Across the listing below, how many lines hold "select"? Reply with the number by itself.

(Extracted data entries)
•••
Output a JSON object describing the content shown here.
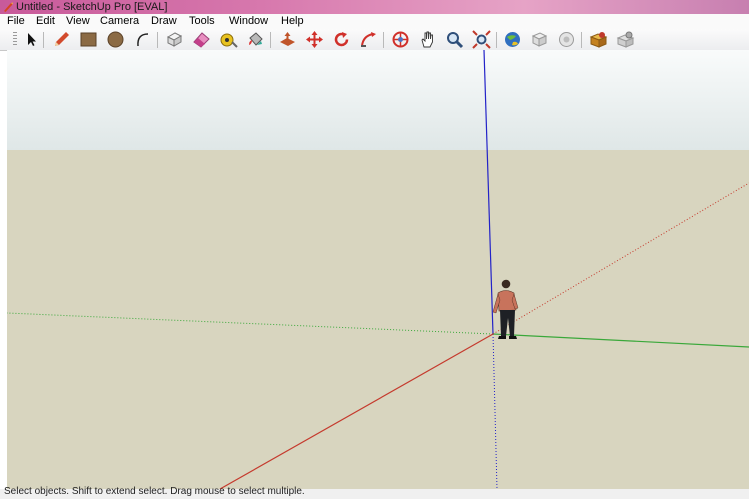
{
  "window": {
    "title": "Untitled - SketchUp Pro [EVAL]"
  },
  "menu": [
    "File",
    "Edit",
    "View",
    "Camera",
    "Draw",
    "Tools",
    "Window",
    "Help"
  ],
  "toolbar": {
    "tools": [
      {
        "name": "select-tool",
        "icon": "arrow-cursor-icon"
      },
      {
        "name": "line-tool",
        "icon": "pencil-icon"
      },
      {
        "name": "rectangle-tool",
        "icon": "rectangle-icon"
      },
      {
        "name": "circle-tool",
        "icon": "circle-icon"
      },
      {
        "name": "arc-tool",
        "icon": "arc-icon"
      },
      {
        "name": "make-component-tool",
        "icon": "component-icon"
      },
      {
        "name": "eraser-tool",
        "icon": "eraser-icon"
      },
      {
        "name": "tape-measure-tool",
        "icon": "tape-measure-icon"
      },
      {
        "name": "paint-bucket-tool",
        "icon": "paint-bucket-icon"
      },
      {
        "name": "push-pull-tool",
        "icon": "push-pull-icon"
      },
      {
        "name": "move-tool",
        "icon": "move-icon"
      },
      {
        "name": "rotate-tool",
        "icon": "rotate-icon"
      },
      {
        "name": "follow-me-tool",
        "icon": "follow-me-icon"
      },
      {
        "name": "orbit-tool",
        "icon": "orbit-icon"
      },
      {
        "name": "pan-tool",
        "icon": "hand-icon"
      },
      {
        "name": "zoom-tool",
        "icon": "magnifier-icon"
      },
      {
        "name": "zoom-extents-tool",
        "icon": "zoom-extents-icon"
      },
      {
        "name": "get-models-tool",
        "icon": "globe-icon"
      },
      {
        "name": "share-model-tool",
        "icon": "share-model-icon"
      },
      {
        "name": "share-component-tool",
        "icon": "share-component-icon"
      },
      {
        "name": "extension-warehouse-tool",
        "icon": "extension-box-icon"
      },
      {
        "name": "extension-manager-tool",
        "icon": "extension-gear-icon"
      }
    ]
  },
  "colors": {
    "sky_top": "#f9fbfb",
    "sky_bottom": "#dfe7e7",
    "ground": "#d8d5bf",
    "axis_red": "#c53a2d",
    "axis_green": "#3aa83a",
    "axis_blue": "#2323c8"
  },
  "status": {
    "text": "Select objects. Shift to extend select. Drag mouse to select multiple."
  }
}
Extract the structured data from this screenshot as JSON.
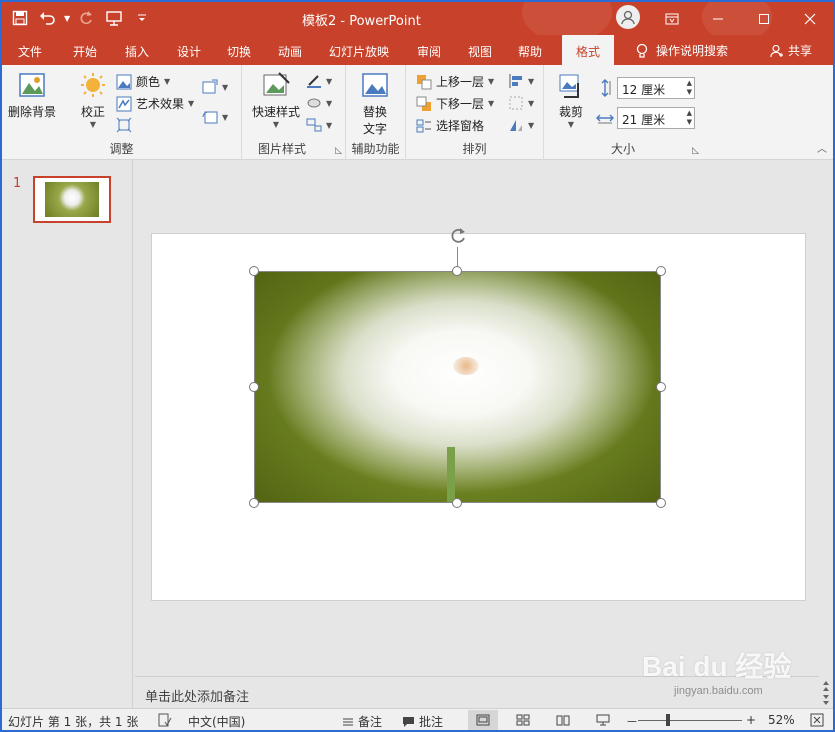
•••
Solution below
2